— start —

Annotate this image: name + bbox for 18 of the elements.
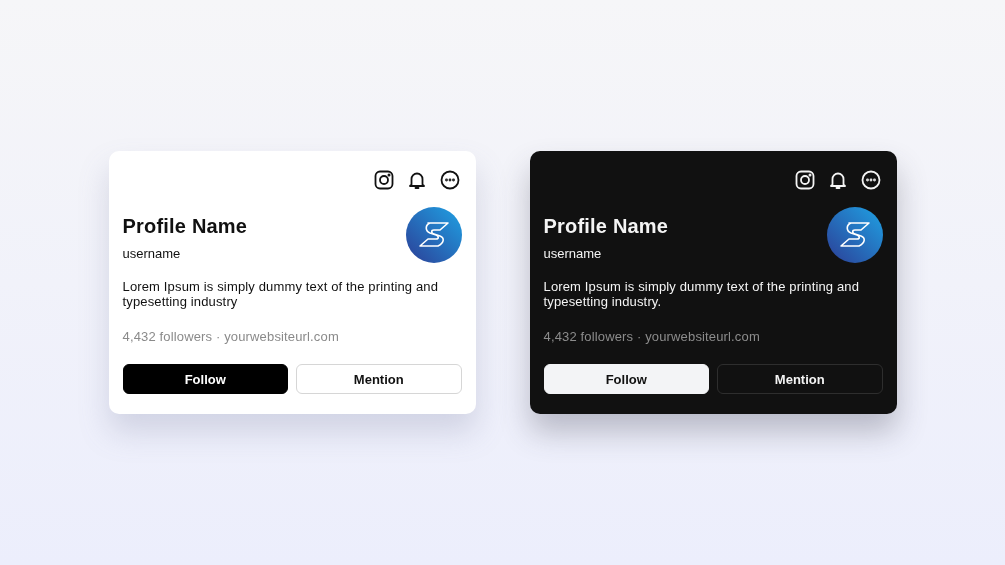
- bio-text: Lorem Ipsum is simply dummy text of the printing and typesetting industry.: [543, 279, 861, 309]
- profile-name: Profile Name: [122, 214, 248, 238]
- followers-and-website: 4,432 followers · yourwebsiteurl.com: [122, 329, 340, 345]
- bio-text: Lorem Ipsum is simply dummy text of the printing and typesetting industry: [122, 279, 440, 309]
- profile-name: Profile Name: [543, 214, 669, 238]
- instagram-icon[interactable]: [373, 170, 394, 190]
- bell-icon[interactable]: [406, 170, 427, 190]
- mention-button[interactable]: Mention: [296, 364, 462, 394]
- follow-button[interactable]: Follow: [543, 364, 709, 394]
- avatar-logo: [405, 207, 462, 263]
- more-icon[interactable]: [439, 170, 460, 190]
- bell-icon[interactable]: [827, 170, 848, 190]
- followers-and-website: 4,432 followers · yourwebsiteurl.com: [543, 329, 761, 345]
- avatar-logo: [826, 207, 883, 263]
- username: username: [122, 246, 182, 262]
- username: username: [543, 246, 603, 262]
- mention-button[interactable]: Mention: [717, 364, 883, 394]
- follow-button[interactable]: Follow: [122, 364, 288, 394]
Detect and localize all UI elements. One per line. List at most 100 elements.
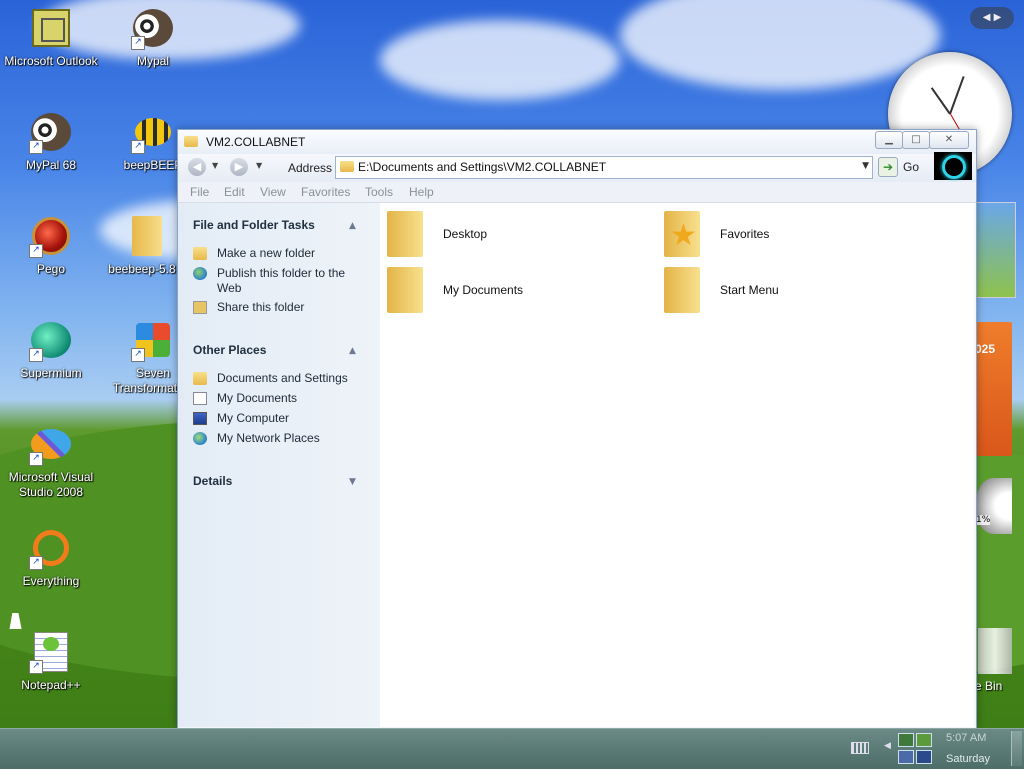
address-value: E:\Documents and Settings\VM2.COLLABNET xyxy=(358,160,607,174)
folder-item-start-menu[interactable]: Start Menu xyxy=(664,267,904,317)
shortcut-arrow-icon: ↗ xyxy=(131,348,145,362)
folder-icon xyxy=(193,372,207,385)
network-tray-icon[interactable] xyxy=(898,733,914,747)
cpu-meter-gadget: 1% xyxy=(975,478,1012,534)
desktop-icon-notepadpp[interactable]: ↗ Notepad++ xyxy=(2,630,100,693)
back-dropdown-icon[interactable]: ▼ xyxy=(212,161,218,170)
display-tray-icon[interactable] xyxy=(916,750,932,764)
clock-minute-hand xyxy=(949,76,965,115)
item-name: Desktop xyxy=(443,227,488,241)
gadget-pager[interactable]: ◀ ▶ xyxy=(970,7,1014,29)
section-details[interactable]: Details xyxy=(193,474,232,488)
meter-value: 1% xyxy=(976,515,991,525)
desktop-icon-mypal-68[interactable]: ↗ MyPal 68 xyxy=(2,110,100,173)
window-title: VM2.COLLABNET xyxy=(206,135,306,149)
recycle-bin-label: e Bin xyxy=(975,679,1003,693)
maximize-button[interactable]: □ xyxy=(902,131,930,149)
place-label: My Computer xyxy=(217,411,290,425)
shortcut-arrow-icon: ↗ xyxy=(29,348,43,362)
clock-time[interactable]: 5:07 AM xyxy=(946,732,986,744)
chevron-down-icon[interactable]: ▼ xyxy=(862,161,869,171)
item-name: Favorites xyxy=(720,227,770,241)
clock-day[interactable]: Saturday xyxy=(946,753,990,765)
share-folder-icon xyxy=(193,301,207,314)
desktop-icon-microsoft-outlook[interactable]: Microsoft Outlook xyxy=(2,6,100,69)
slideshow-gadget xyxy=(975,202,1016,298)
security-tray-icon[interactable] xyxy=(916,733,932,747)
minimize-button[interactable]: ▁ xyxy=(875,131,903,149)
volume-tray-icon[interactable] xyxy=(898,750,914,764)
explorer-window[interactable]: VM2.COLLABNET ▁ □ ✕ ◀ ▼ ▶ ▼ Address E:\D… xyxy=(177,129,977,729)
document-icon xyxy=(193,392,207,405)
folder-item-desktop[interactable]: Desktop xyxy=(387,211,627,261)
section-file-folder-tasks[interactable]: File and Folder Tasks xyxy=(193,218,315,232)
collapse-icon[interactable]: ▲ xyxy=(349,221,356,231)
item-name: My Documents xyxy=(443,283,524,297)
shortcut-arrow-icon: ↗ xyxy=(29,244,43,258)
folder-icon xyxy=(340,161,354,172)
folder-icon xyxy=(184,136,198,147)
tray-expand-icon[interactable]: ◀ xyxy=(884,741,891,751)
forward-dropdown-icon[interactable]: ▼ xyxy=(256,161,262,170)
shortcut-arrow-icon: ↗ xyxy=(29,452,43,466)
desktop-icon-pego[interactable]: ↗ Pego xyxy=(2,214,100,277)
address-toolbar: ◀ ▼ ▶ ▼ Address E:\Documents and Setting… xyxy=(178,152,976,182)
go-arrow-icon: ➔ xyxy=(878,157,898,177)
task-pane: File and Folder Tasks ▲ Make a new folde… xyxy=(178,203,380,727)
desktop-icon-label: Everything xyxy=(22,574,80,588)
go-button[interactable]: ➔ Go xyxy=(878,156,922,177)
keyboard-icon[interactable] xyxy=(851,742,869,754)
folder-content-area: Desktop ★ Favorites My Documents Start M… xyxy=(380,203,974,727)
title-bar[interactable]: VM2.COLLABNET ▁ □ ✕ xyxy=(178,130,976,154)
desktop-icon-label: Notepad++ xyxy=(21,678,81,692)
menu-edit[interactable]: Edit xyxy=(224,185,245,199)
desktop-icon-visual-studio-2008[interactable]: ↗ Microsoft Visual Studio 2008 xyxy=(2,422,100,500)
favorites-star-folder-icon: ★ xyxy=(664,211,700,257)
computer-icon xyxy=(193,412,207,425)
desktop-icon-label: Microsoft Visual Studio 2008 xyxy=(8,470,94,499)
shortcut-arrow-icon: ↗ xyxy=(131,140,145,154)
folder-icon xyxy=(387,267,423,313)
folder-item-favorites[interactable]: ★ Favorites xyxy=(664,211,904,261)
close-button[interactable]: ✕ xyxy=(929,131,969,149)
desktop-icon-label: Pego xyxy=(36,262,66,276)
desktop-icon-label: Supermium xyxy=(20,366,82,380)
folder-item-my-documents[interactable]: My Documents xyxy=(387,267,627,317)
go-label: Go xyxy=(903,160,920,174)
desktop-icon-supermium[interactable]: ↗ Supermium xyxy=(2,318,100,381)
menu-view[interactable]: View xyxy=(260,185,286,199)
address-field[interactable]: E:\Documents and Settings\VM2.COLLABNET … xyxy=(335,156,873,179)
place-label: Documents and Settings xyxy=(217,371,348,385)
desktop-icon-label: Microsoft Outlook xyxy=(4,54,98,68)
menu-tools[interactable]: Tools xyxy=(365,185,393,199)
menu-favorites[interactable]: Favorites xyxy=(301,185,350,199)
globe-icon xyxy=(193,267,207,280)
folder-icon xyxy=(132,216,162,256)
calendar-year: 025 xyxy=(975,342,996,356)
place-label: My Documents xyxy=(217,391,298,405)
show-desktop-button[interactable] xyxy=(1011,731,1022,766)
place-label: My Network Places xyxy=(217,431,320,445)
task-label: Make a new folder xyxy=(217,246,316,260)
task-label: Publish this folder to the Web xyxy=(217,266,346,295)
recycle-bin-icon[interactable] xyxy=(978,628,1012,674)
desktop-icon-mypal[interactable]: ↗ Mypal xyxy=(104,6,202,69)
shortcut-arrow-icon: ↗ xyxy=(29,660,43,674)
desktop-icon-everything[interactable]: ↗ Everything xyxy=(2,526,100,589)
expand-icon[interactable]: ▼ xyxy=(349,477,356,487)
throbber-icon xyxy=(934,152,972,180)
menu-help[interactable]: Help xyxy=(409,185,434,199)
collapse-icon[interactable]: ▲ xyxy=(349,346,356,356)
folder-icon xyxy=(664,267,700,313)
menu-file[interactable]: File xyxy=(190,185,209,199)
network-icon xyxy=(193,432,207,445)
section-other-places[interactable]: Other Places xyxy=(193,343,266,357)
menu-bar: File Edit View Favorites Tools Help xyxy=(178,182,976,203)
outlook-icon xyxy=(32,9,70,47)
new-folder-icon xyxy=(193,247,207,260)
back-button[interactable]: ◀ xyxy=(188,158,206,176)
desktop-icon-label: Mypal xyxy=(136,54,169,68)
forward-button[interactable]: ▶ xyxy=(230,158,248,176)
shortcut-arrow-icon: ↗ xyxy=(29,556,43,570)
desktop-icon-label: MyPal 68 xyxy=(25,158,77,172)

— end —

### Do this:
Retype the part of the records that opens with the line containing "address-value: E:\Documents and" and closes with the line containing "folder-icon xyxy=(184,136,198,147)".

### Answer to this problem:
address-value: E:\Documents and Settings\VM2.COLLABNET xyxy=(358,160,607,174)
folder-item-start-menu[interactable]: Start Menu xyxy=(664,267,904,317)
shortcut-arrow-icon: ↗ xyxy=(131,348,145,362)
folder-icon xyxy=(193,372,207,385)
network-tray-icon[interactable] xyxy=(898,733,914,747)
cpu-meter-gadget: 1% xyxy=(975,478,1012,534)
desktop-icon-notepadpp[interactable]: ↗ Notepad++ xyxy=(2,630,100,693)
back-dropdown-icon[interactable]: ▼ xyxy=(212,161,218,170)
display-tray-icon[interactable] xyxy=(916,750,932,764)
clock-minute-hand xyxy=(949,76,965,115)
item-name: Desktop xyxy=(443,227,488,241)
gadget-pager[interactable]: ◀ ▶ xyxy=(970,7,1014,29)
section-details[interactable]: Details xyxy=(193,474,232,488)
meter-value: 1% xyxy=(976,515,991,525)
desktop-icon-mypal-68[interactable]: ↗ MyPal 68 xyxy=(2,110,100,173)
window-title: VM2.COLLABNET xyxy=(206,135,306,149)
recycle-bin-label: e Bin xyxy=(975,679,1003,693)
maximize-button[interactable]: □ xyxy=(902,131,930,149)
place-label: My Computer xyxy=(217,411,290,425)
shortcut-arrow-icon: ↗ xyxy=(29,348,43,362)
clock-time[interactable]: 5:07 AM xyxy=(946,732,986,744)
chevron-down-icon[interactable]: ▼ xyxy=(862,161,869,171)
item-name: Favorites xyxy=(720,227,770,241)
clock-day[interactable]: Saturday xyxy=(946,753,990,765)
share-folder-icon xyxy=(193,301,207,314)
desktop-icon-microsoft-outlook[interactable]: Microsoft Outlook xyxy=(2,6,100,69)
slideshow-gadget xyxy=(975,202,1016,298)
security-tray-icon[interactable] xyxy=(916,733,932,747)
minimize-button[interactable]: ▁ xyxy=(875,131,903,149)
volume-tray-icon[interactable] xyxy=(898,750,914,764)
explorer-window[interactable]: VM2.COLLABNET ▁ □ ✕ ◀ ▼ ▶ ▼ Address E:\D… xyxy=(177,129,977,729)
document-icon xyxy=(193,392,207,405)
folder-item-desktop[interactable]: Desktop xyxy=(387,211,627,261)
section-file-folder-tasks[interactable]: File and Folder Tasks xyxy=(193,218,315,232)
collapse-icon[interactable]: ▲ xyxy=(349,221,356,231)
item-name: My Documents xyxy=(443,283,524,297)
shortcut-arrow-icon: ↗ xyxy=(29,244,43,258)
folder-icon xyxy=(340,161,354,172)
folder-icon xyxy=(184,136,198,147)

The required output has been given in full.